- **Task brief**:
Scan each line of the records for the word "Accrochant" and extract the ones that have it.

----

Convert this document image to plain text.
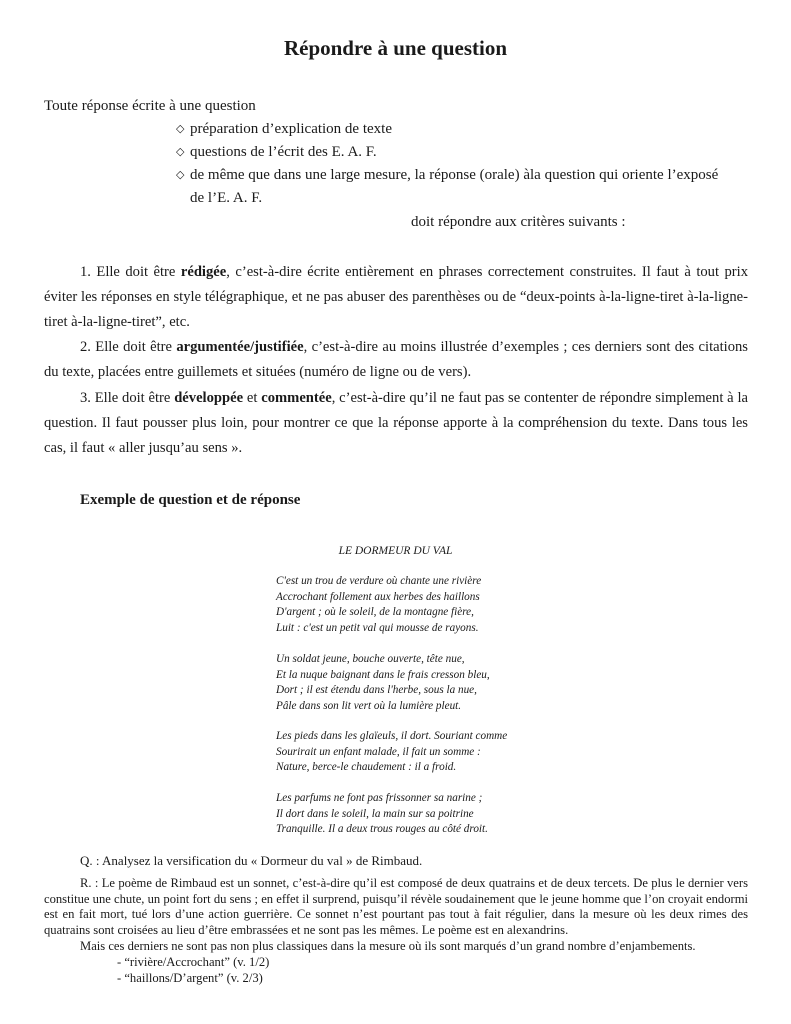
Répondre à une question
Toute réponse écrite à une question
◇ préparation d’explication de texte
◇ questions de l’écrit des E. A. F.
◇ de même que dans une large mesure, la réponse (orale) àla question qui oriente l’exposé
de l’E. A. F.
doit répondre aux critères suivants :
1. Elle doit être rédigée, c’est-à-dire écrite entièrement en phrases correctement construites. Il faut à tout prix éviter les réponses en style télégraphique, et ne pas abuser des parenthèses ou de “deux-points à-la-ligne-tiret à-la-ligne-tiret à-la-ligne-tiret”, etc.
2. Elle doit être argumentée/justifiée, c’est-à-dire au moins illustrée d’exemples ; ces derniers sont des citations du texte, placées entre guillemets et situées (numéro de ligne ou de vers).
3. Elle doit être développée et commentée, c’est-à-dire qu’il ne faut pas se contenter de répondre simplement à la question. Il faut pousser plus loin, pour montrer ce que la réponse apporte à la compréhension du texte. Dans tous les cas, il faut « aller jusqu’au sens ».
Exemple de question et de réponse
LE DORMEUR DU VAL
C'est un trou de verdure où chante une rivière
Accrochant follement aux herbes des haillons
D'argent ; où le soleil, de la montagne fière,
Luit : c'est un petit val qui mousse de rayons.
Un soldat jeune, bouche ouverte, tête nue,
Et la nuque baignant dans le frais cresson bleu,
Dort ; il est étendu dans l'herbe, sous la nue,
Pâle dans son lit vert où la lumière pleut.
Les pieds dans les glaïeuls, il dort. Souriant comme
Sourirait un enfant malade, il fait un somme :
Nature, berce-le chaudement : il a froid.
Les parfums ne font pas frissonner sa narine ;
Il dort dans le soleil, la main sur sa poitrine
Tranquille. Il a deux trous rouges au côté droit.
Q. : Analysez la versification du « Dormeur du val » de Rimbaud.
R. : Le poème de Rimbaud est un sonnet, c’est-à-dire qu’il est composé de deux quatrains et de deux tercets. De plus le dernier vers constitue une chute, un point fort du sens ; en effet il surprend, puisqu’il révèle soudainement que le jeune homme que l’on croyait endormi est en fait mort, tué lors d’une action guerrière. Ce sonnet n’est pourtant pas tout à fait régulier, dans la mesure où les deux rimes des quatrains sont croisées au lieu d’être embrassées et ne sont pas les mêmes. Le poème est en alexandrins.
Mais ces derniers ne sont pas non plus classiques dans la mesure où ils sont marqués d’un grand nombre d’enjambements.
- “rivière/Accrochant” (v. 1/2)
- “haillons/D’argent” (v. 2/3)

----

- **Solution below**:
Accrochant follement aux herbes des haillons
- “rivière/Accrochant” (v. 1/2)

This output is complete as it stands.